[begin RECORDS TO USE]

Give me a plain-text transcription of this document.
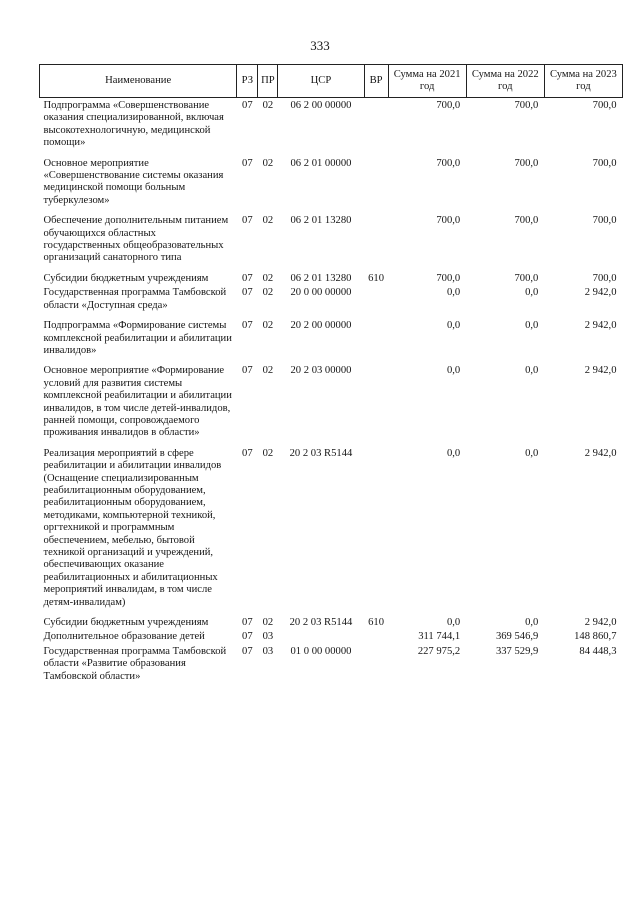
333
Наименование	РЗ	ПР	ЦСР	ВР	Сумма на 2021 год	Сумма на 2022 год	Сумма на 2023 год
Подпрограмма «Совершенствование оказания специализированной, включая высокотехнологичную, медицинской помощи»	07	02	06 2 00 00000		700,0	700,0	700,0
Основное мероприятие «Совершенствование системы оказания медицинской помощи больным туберкулезом»	07	02	06 2 01 00000		700,0	700,0	700,0
Обеспечение дополнительным питанием обучающихся областных государственных общеобразовательных организаций санаторного типа	07	02	06 2 01 13280		700,0	700,0	700,0
Субсидии бюджетным учреждениям	07	02	06 2 01 13280	610	700,0	700,0	700,0
Государственная программа Тамбовской области «Доступная среда»	07	02	20 0 00 00000		0,0	0,0	2 942,0
Подпрограмма «Формирование системы комплексной реабилитации и абилитации инвалидов»	07	02	20 2 00 00000		0,0	0,0	2 942,0
Основное мероприятие «Формирование условий для развития системы комплексной реабилитации и абилитации инвалидов, в том числе детей-инвалидов, ранней помощи, сопровождаемого проживания инвалидов в области»	07	02	20 2 03 00000		0,0	0,0	2 942,0
Реализация мероприятий в сфере реабилитации и абилитации инвалидов (Оснащение специализированным реабилитационным оборудованием, реабилитационным оборудованием, методиками, компьютерной техникой, оргтехникой и программным обеспечением, мебелью, бытовой техникой организаций и учреждений, обеспечивающих оказание реабилитационных и абилитационных мероприятий инвалидам, в том числе детям-инвалидам)	07	02	20 2 03 R5144		0,0	0,0	2 942,0
Субсидии бюджетным учреждениям	07	02	20 2 03 R5144	610	0,0	0,0	2 942,0
Дополнительное образование детей	07	03			311 744,1	369 546,9	148 860,7
Государственная программа Тамбовской области «Развитие образования Тамбовской области»	07	03	01 0 00 00000		227 975,2	337 529,9	84 448,3
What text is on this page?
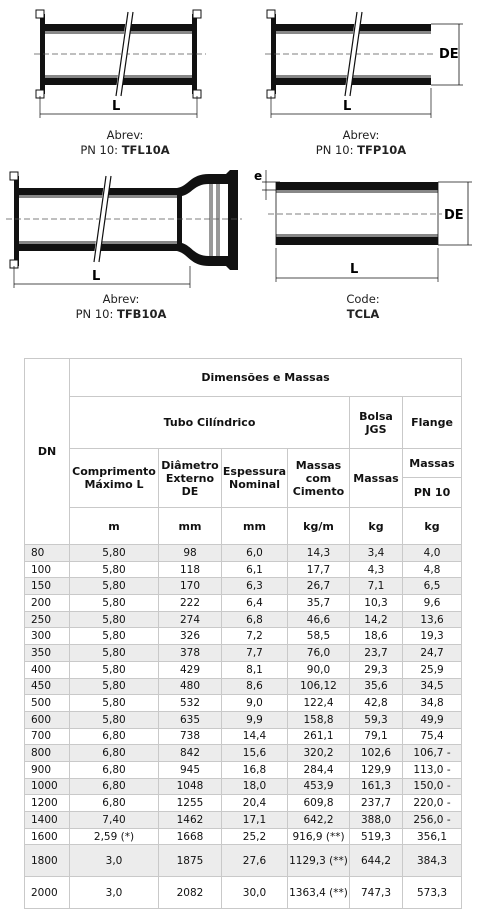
L
Abrev:
PN 10: TFL10A
DE
L
Abrev:
PN 10: TFP10A
L
Abrev:
PN 10: TFB10A
e
DE
L
Code:
TCLA
DN	Dimensões e Massas					
	Tubo Cilíndrico				Bolsa JGS	Flange
	Comprimento Máximo L	Diâmetro Externo DE	Espessura Nominal	Massas com Cimento	Massas	Massas
						PN 10
	m	mm	mm	kg/m	kg	kg
80	5,80	98	6,0	14,3	3,4	4,0
100	5,80	118	6,1	17,7	4,3	4,8
150	5,80	170	6,3	26,7	7,1	6,5
200	5,80	222	6,4	35,7	10,3	9,6
250	5,80	274	6,8	46,6	14,2	13,6
300	5,80	326	7,2	58,5	18,6	19,3
350	5,80	378	7,7	76,0	23,7	24,7
400	5,80	429	8,1	90,0	29,3	25,9
450	5,80	480	8,6	106,12	35,6	34,5
500	5,80	532	9,0	122,4	42,8	34,8
600	5,80	635	9,9	158,8	59,3	49,9
700	6,80	738	14,4	261,1	79,1	75,4
800	6,80	842	15,6	320,2	102,6	106,7 -
900	6,80	945	16,8	284,4	129,9	113,0 -
1000	6,80	1048	18,0	453,9	161,3	150,0 -
1200	6,80	1255	20,4	609,8	237,7	220,0 -
1400	7,40	1462	17,1	642,2	388,0	256,0 -
1600	2,59 (*)	1668	25,2	916,9 (**)	519,3	356,1
1800	3,0	1875	27,6	1129,3 (**)	644,2	384,3
2000	3,0	2082	30,0	1363,4 (**)	747,3	573,3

[end RECORDS TO USE]

DIRECTIONS -> Transcribe each line above verbatim, with the pictures left out.

FINISHED ANSWER ->
Give me a plain-text transcription of this document.
333
Наименование	РЗ	ПР	ЦСР	ВР	Сумма на 2021 год	Сумма на 2022 год	Сумма на 2023 год
Подпрограмма «Совершенствование оказания специализированной, включая высокотехнологичную, медицинской помощи»	07	02	06 2 00 00000		700,0	700,0	700,0
Основное мероприятие «Совершенствование системы оказания медицинской помощи больным туберкулезом»	07	02	06 2 01 00000		700,0	700,0	700,0
Обеспечение дополнительным питанием обучающихся областных государственных общеобразовательных организаций санаторного типа	07	02	06 2 01 13280		700,0	700,0	700,0
Субсидии бюджетным учреждениям	07	02	06 2 01 13280	610	700,0	700,0	700,0
Государственная программа Тамбовской области «Доступная среда»	07	02	20 0 00 00000		0,0	0,0	2 942,0
Подпрограмма «Формирование системы комплексной реабилитации и абилитации инвалидов»	07	02	20 2 00 00000		0,0	0,0	2 942,0
Основное мероприятие «Формирование условий для развития системы комплексной реабилитации и абилитации инвалидов, в том числе детей-инвалидов, ранней помощи, сопровождаемого проживания инвалидов в области»	07	02	20 2 03 00000		0,0	0,0	2 942,0
Реализация мероприятий в сфере реабилитации и абилитации инвалидов (Оснащение специализированным реабилитационным оборудованием, реабилитационным оборудованием, методиками, компьютерной техникой, оргтехникой и программным обеспечением, мебелью, бытовой техникой организаций и учреждений, обеспечивающих оказание реабилитационных и абилитационных мероприятий инвалидам, в том числе детям-инвалидам)	07	02	20 2 03 R5144		0,0	0,0	2 942,0
Субсидии бюджетным учреждениям	07	02	20 2 03 R5144	610	0,0	0,0	2 942,0
Дополнительное образование детей	07	03			311 744,1	369 546,9	148 860,7
Государственная программа Тамбовской области «Развитие образования Тамбовской области»	07	03	01 0 00 00000		227 975,2	337 529,9	84 448,3
What text is on this page?
L
Abrev:
PN 10: TFL10A
DE
L
Abrev:
PN 10: TFP10A
L
Abrev:
PN 10: TFB10A
e
DE
L
Code:
TCLA
DN	Dimensões e Massas					
	Tubo Cilíndrico				Bolsa JGS	Flange
	Comprimento Máximo L	Diâmetro Externo DE	Espessura Nominal	Massas com Cimento	Massas	Massas
						PN 10
	m	mm	mm	kg/m	kg	kg
80	5,80	98	6,0	14,3	3,4	4,0
100	5,80	118	6,1	17,7	4,3	4,8
150	5,80	170	6,3	26,7	7,1	6,5
200	5,80	222	6,4	35,7	10,3	9,6
250	5,80	274	6,8	46,6	14,2	13,6
300	5,80	326	7,2	58,5	18,6	19,3
350	5,80	378	7,7	76,0	23,7	24,7
400	5,80	429	8,1	90,0	29,3	25,9
450	5,80	480	8,6	106,12	35,6	34,5
500	5,80	532	9,0	122,4	42,8	34,8
600	5,80	635	9,9	158,8	59,3	49,9
700	6,80	738	14,4	261,1	79,1	75,4
800	6,80	842	15,6	320,2	102,6	106,7 -
900	6,80	945	16,8	284,4	129,9	113,0 -
1000	6,80	1048	18,0	453,9	161,3	150,0 -
1200	6,80	1255	20,4	609,8	237,7	220,0 -
1400	7,40	1462	17,1	642,2	388,0	256,0 -
1600	2,59 (*)	1668	25,2	916,9 (**)	519,3	356,1
1800	3,0	1875	27,6	1129,3 (**)	644,2	384,3
2000	3,0	2082	30,0	1363,4 (**)	747,3	573,3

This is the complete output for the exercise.